▶ **Work to do**
Retype the line where "Serialize everything readable" appears and each line that follows it down to the last line of the records below. Leave the pictures out.

·····

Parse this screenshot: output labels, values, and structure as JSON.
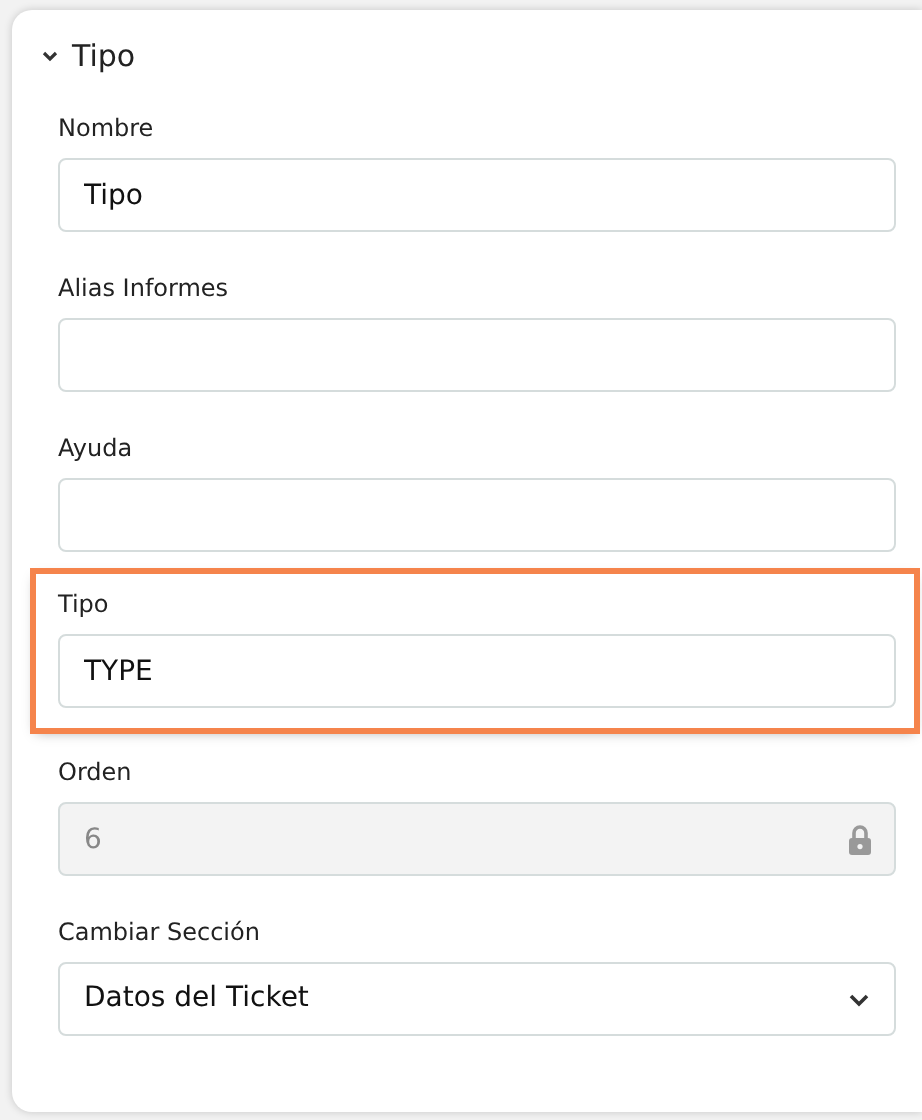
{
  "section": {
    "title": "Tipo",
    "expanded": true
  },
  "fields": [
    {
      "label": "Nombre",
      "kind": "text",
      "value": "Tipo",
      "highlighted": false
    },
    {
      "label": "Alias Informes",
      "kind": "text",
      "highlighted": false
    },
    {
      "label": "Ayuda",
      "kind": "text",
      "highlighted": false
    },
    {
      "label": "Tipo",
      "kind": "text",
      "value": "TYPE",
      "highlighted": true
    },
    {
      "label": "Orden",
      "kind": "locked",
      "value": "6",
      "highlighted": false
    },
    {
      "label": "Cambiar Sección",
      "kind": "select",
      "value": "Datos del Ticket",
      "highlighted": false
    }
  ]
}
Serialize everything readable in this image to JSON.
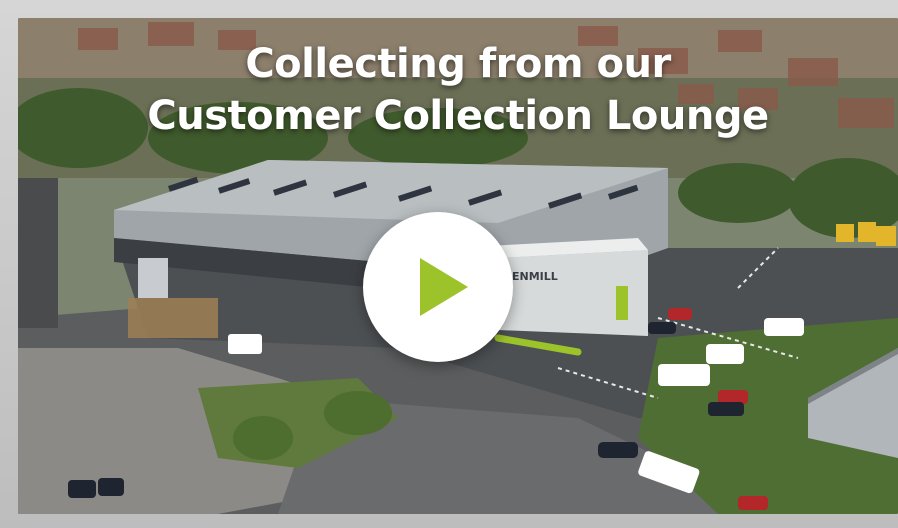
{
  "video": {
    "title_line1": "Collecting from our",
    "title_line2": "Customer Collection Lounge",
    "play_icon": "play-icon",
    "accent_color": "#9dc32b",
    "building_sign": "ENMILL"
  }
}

·····

▶ **Solution to this exercise**
Serialize everything readable in this image to JSON.
{
  "video": {
    "title_line1": "Collecting from our",
    "title_line2": "Customer Collection Lounge",
    "play_icon": "play-icon",
    "accent_color": "#9dc32b",
    "building_sign": "ENMILL"
  }
}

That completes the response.